RECORDS -
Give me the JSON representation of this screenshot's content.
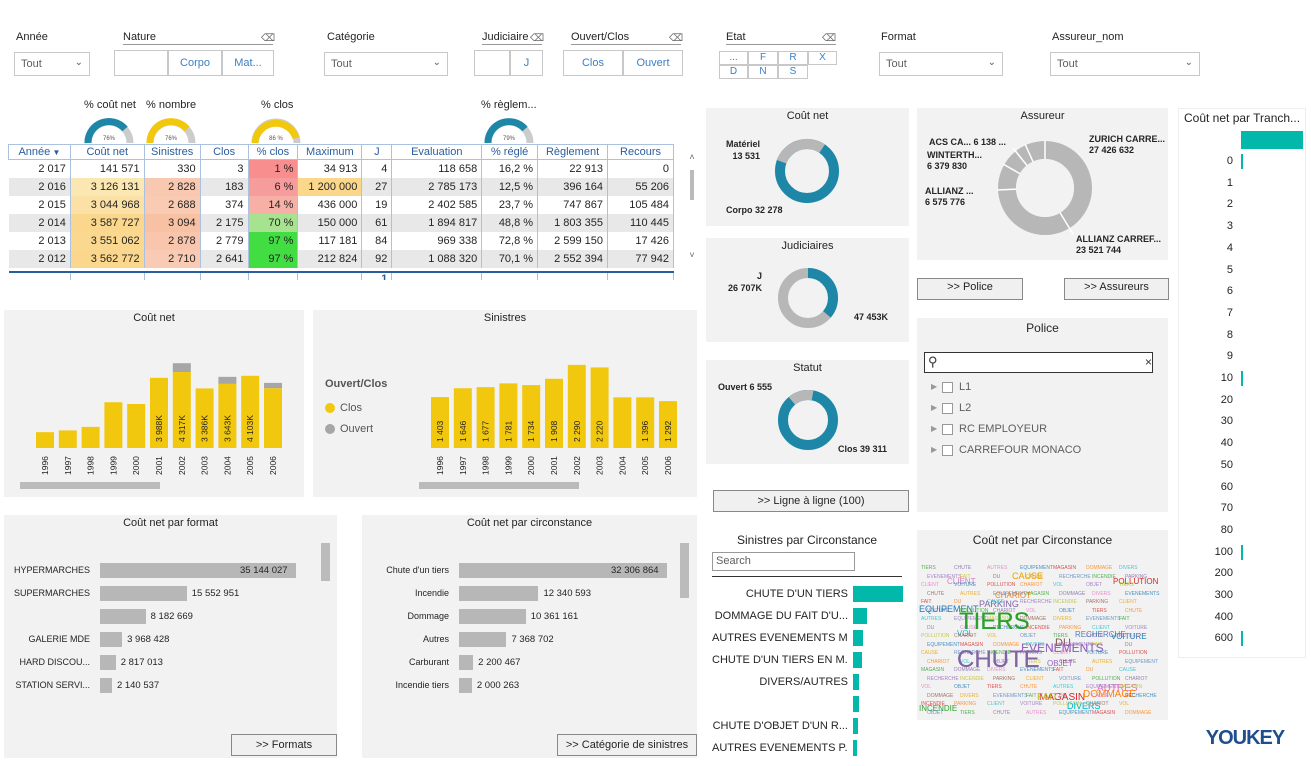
{
  "slicers": {
    "annee": {
      "label": "Année",
      "value": "Tout"
    },
    "nature": {
      "label": "Nature",
      "options": [
        "",
        "Corpo",
        "Mat..."
      ]
    },
    "categorie": {
      "label": "Catégorie",
      "value": "Tout"
    },
    "judiciaire": {
      "label": "Judiciaire",
      "options": [
        "",
        "J"
      ]
    },
    "ouvert_clos": {
      "label": "Ouvert/Clos",
      "options": [
        "Clos",
        "Ouvert"
      ]
    },
    "etat": {
      "label": "Etat",
      "options": [
        "...",
        "F",
        "R",
        "X",
        "D",
        "N",
        "S"
      ]
    },
    "format": {
      "label": "Format",
      "value": "Tout"
    },
    "assureur": {
      "label": "Assureur_nom",
      "value": "Tout"
    }
  },
  "gauges": [
    {
      "label": "% coût net",
      "value": "76%",
      "fraction": 0.76,
      "color": "#1e87a8"
    },
    {
      "label": "% nombre",
      "value": "76%",
      "fraction": 0.76,
      "color": "#f2c80f"
    },
    {
      "label": "% clos",
      "value": "86 %",
      "fraction": 0.86,
      "color": "#f2c80f"
    },
    {
      "label": "% règlem...",
      "value": "79%",
      "fraction": 0.79,
      "color": "#1e87a8"
    }
  ],
  "table": {
    "columns": [
      "Année",
      "Coût net",
      "Sinistres",
      "Clos",
      "% clos",
      "Maximum",
      "J",
      "Evaluation",
      "% réglé",
      "Règlement",
      "Recours"
    ],
    "sort_indicator": "▼",
    "rows": [
      [
        "2 017",
        "141 571",
        "330",
        "3",
        "1 %",
        "34 913",
        "4",
        "118 658",
        "16,2 %",
        "22 913",
        "0"
      ],
      [
        "2 016",
        "3 126 131",
        "2 828",
        "183",
        "6 %",
        "1 200 000",
        "27",
        "2 785 173",
        "12,5 %",
        "396 164",
        "55 206"
      ],
      [
        "2 015",
        "3 044 968",
        "2 688",
        "374",
        "14 %",
        "436 000",
        "19",
        "2 402 585",
        "23,7 %",
        "747 867",
        "105 484"
      ],
      [
        "2 014",
        "3 587 727",
        "3 094",
        "2 175",
        "70 %",
        "150 000",
        "61",
        "1 894 817",
        "48,8 %",
        "1 803 355",
        "110 445"
      ],
      [
        "2 013",
        "3 551 062",
        "2 878",
        "2 779",
        "97 %",
        "117 181",
        "84",
        "969 338",
        "72,8 %",
        "2 599 150",
        "17 426"
      ],
      [
        "2 012",
        "3 562 772",
        "2 710",
        "2 641",
        "97 %",
        "212 824",
        "92",
        "1 088 320",
        "70,1 %",
        "2 552 394",
        "77 942"
      ]
    ],
    "total": [
      "Total",
      "74 159 847",
      "45 866",
      "39 311",
      "86 %",
      "1 973 760",
      "1 389",
      "15 966 309",
      "78,9 %",
      "59 779 123",
      "1 585 585"
    ],
    "heat_colors": {
      "cout_net": [
        "#ffffff",
        "#fbe7b1",
        "#fbe1a6",
        "#fbd78e",
        "#fbd88f",
        "#fbd78d"
      ],
      "sinistres": [
        "#ffffff",
        "#f9c8b0",
        "#f9cbb3",
        "#f8c1a3",
        "#f9c6ad",
        "#f9cbb4"
      ],
      "pct_clos": [
        "#f88e8e",
        "#f79c9c",
        "#f7b0a6",
        "#a6e28f",
        "#42dd42",
        "#42dd42"
      ],
      "maximum": [
        "#ffffff",
        "#fbd78b",
        "#ffffff",
        "#ffffff",
        "#ffffff",
        "#ffffff"
      ]
    }
  },
  "cout_net_chart": {
    "title": "Coût net",
    "color_clos": "#f2c80f",
    "color_ouvert": "#a6a6a6"
  },
  "sinistres_chart": {
    "title": "Sinistres",
    "legend_title": "Ouvert/Clos",
    "legend": [
      "Clos",
      "Ouvert"
    ]
  },
  "chart_data": [
    {
      "type": "bar",
      "stacked": true,
      "title": "Coût net",
      "categories": [
        "1996",
        "1997",
        "1998",
        "1999",
        "2000",
        "2001",
        "2002",
        "2003",
        "2004",
        "2005",
        "2006"
      ],
      "series": [
        {
          "name": "Clos",
          "values": [
            0.9,
            1.0,
            1.2,
            2.6,
            2.5,
            3.988,
            4.317,
            3.386,
            3.643,
            4.103,
            3.4
          ]
        },
        {
          "name": "Ouvert",
          "values": [
            0,
            0,
            0,
            0,
            0,
            0,
            0.5,
            0,
            0.4,
            0,
            0.3
          ]
        }
      ],
      "data_labels": [
        "",
        "",
        "",
        "",
        "",
        "3 988K",
        "4 317K",
        "3 386K",
        "3 643K",
        "4 103K",
        ""
      ],
      "ylim": [
        0,
        5
      ]
    },
    {
      "type": "bar",
      "stacked": true,
      "title": "Sinistres",
      "categories": [
        "1996",
        "1997",
        "1998",
        "1999",
        "2000",
        "2001",
        "2002",
        "2003",
        "2004",
        "2005",
        "2006"
      ],
      "series": [
        {
          "name": "Clos",
          "values": [
            1403,
            1646,
            1677,
            1781,
            1734,
            1908,
            2290,
            2220,
            1396,
            1396,
            1292
          ]
        },
        {
          "name": "Ouvert",
          "values": [
            0,
            0,
            0,
            0,
            0,
            0,
            0,
            0,
            0,
            0,
            0
          ]
        }
      ],
      "data_labels": [
        "1 403",
        "1 646",
        "1 677",
        "1 781",
        "1 734",
        "1 908",
        "2 290",
        "2 220",
        "",
        "1 396",
        "1 292"
      ],
      "ylim": [
        0,
        2700
      ]
    },
    {
      "type": "bar",
      "orientation": "horizontal",
      "title": "Coût net par format",
      "categories": [
        "HYPERMARCHES",
        "SUPERMARCHES",
        "",
        "GALERIE MDE",
        "HARD DISCOU...",
        "STATION SERVI..."
      ],
      "values": [
        35144027,
        15552951,
        8182669,
        3968428,
        2817013,
        2140537
      ]
    },
    {
      "type": "bar",
      "orientation": "horizontal",
      "title": "Coût net par circonstance",
      "categories": [
        "Chute d'un tiers",
        "Incendie",
        "Dommage",
        "Autres",
        "Carburant",
        "Incendie tiers"
      ],
      "values": [
        32306864,
        12340593,
        10361161,
        7368702,
        2200467,
        2000263
      ]
    }
  ],
  "format_chart": {
    "title": "Coût net par format",
    "button": ">> Formats",
    "value_labels": [
      "35 144 027",
      "15 552 951",
      "8 182 669",
      "3 968 428",
      "2 817 013",
      "2 140 537"
    ]
  },
  "circonstance_chart": {
    "title": "Coût net par circonstance",
    "button": ">> Catégorie de sinistres",
    "value_labels": [
      "32 306 864",
      "12 340 593",
      "10 361 161",
      "7 368 702",
      "2 200 467",
      "2 000 263"
    ]
  },
  "donut_cout_net": {
    "title": "Coût net",
    "labels": [
      {
        "name": "Matériel",
        "value": "13 531"
      },
      {
        "name": "Corpo",
        "value": "32 278"
      }
    ]
  },
  "donut_judiciaires": {
    "title": "Judiciaires",
    "labels": [
      {
        "name": "J",
        "value": "26 707K"
      },
      {
        "name": "",
        "value": "47 453K"
      }
    ]
  },
  "donut_statut": {
    "title": "Statut",
    "labels": [
      {
        "name": "Ouvert",
        "value": "6 555"
      },
      {
        "name": "Clos",
        "value": "39 311"
      }
    ]
  },
  "assureur_chart": {
    "title": "Assureur",
    "labels": [
      {
        "name": "ACS CA...",
        "value": "6 138 ..."
      },
      {
        "name": "WINTERTH...",
        "value": "6 379 830"
      },
      {
        "name": "ALLIANZ ...",
        "value": "6 575 776"
      },
      {
        "name": "ZURICH CARRE...",
        "value": "27 426 632"
      },
      {
        "name": "ALLIANZ CARREF...",
        "value": "23 521 744"
      }
    ]
  },
  "buttons": {
    "police": ">> Police",
    "assureurs": ">> Assureurs",
    "ligne": ">> Ligne à ligne (100)"
  },
  "police": {
    "title": "Police",
    "items": [
      "L1",
      "L2",
      "RC EMPLOYEUR",
      "CARREFOUR MONACO"
    ]
  },
  "sinistres_circ": {
    "title": "Sinistres par Circonstance",
    "search_placeholder": "Search",
    "items": [
      {
        "label": "CHUTE D'UN TIERS",
        "value": 1.0
      },
      {
        "label": "DOMMAGE DU FAIT D'U...",
        "value": 0.28
      },
      {
        "label": "AUTRES EVENEMENTS M...",
        "value": 0.19
      },
      {
        "label": "CHUTE D'UN TIERS EN M...",
        "value": 0.17
      },
      {
        "label": "DIVERS/AUTRES",
        "value": 0.12
      },
      {
        "label": "",
        "value": 0.11
      },
      {
        "label": "CHUTE D'OBJET D'UN R...",
        "value": 0.09
      },
      {
        "label": "AUTRES EVENEMENTS P...",
        "value": 0.08
      }
    ]
  },
  "wordcloud": {
    "title": "Coût net par Circonstance",
    "words": [
      "TIERS",
      "CHUTE",
      "AUTRES",
      "EQUIPEMENT",
      "MAGASIN",
      "DOMMAGE",
      "DIVERS",
      "EVENEMENTS",
      "FAIT",
      "DU",
      "CAUSE",
      "RECHERCHE",
      "INCENDIE",
      "PARKING",
      "CLIENT",
      "VOITURE",
      "POLLUTION",
      "CHARIOT",
      "VOL",
      "OBJET"
    ],
    "colors": [
      "#2ca02c",
      "#8064a2",
      "#e377c2",
      "#1f77b4",
      "#d62728",
      "#ff7f0e",
      "#17becf",
      "#9467bd",
      "#bcbd22",
      "#8c564b",
      "#e6a000",
      "#4f81bd"
    ]
  },
  "tranche": {
    "title": "Coût net par Tranch...",
    "labels": [
      "0",
      "1",
      "2",
      "3",
      "4",
      "5",
      "6",
      "7",
      "8",
      "9",
      "10",
      "20",
      "30",
      "40",
      "50",
      "60",
      "70",
      "80",
      "100",
      "200",
      "300",
      "400",
      "600"
    ],
    "has_bar": [
      true,
      false,
      false,
      false,
      false,
      false,
      false,
      false,
      false,
      false,
      true,
      false,
      false,
      false,
      false,
      false,
      false,
      false,
      true,
      false,
      false,
      false,
      true
    ]
  },
  "logo": "YOUKEY"
}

INSTRUCTIONS FOR THE TASK -
Only a number is wanted here: how many lines in the data above include the string "EVENEMENTS"?

TASK RESULT -
3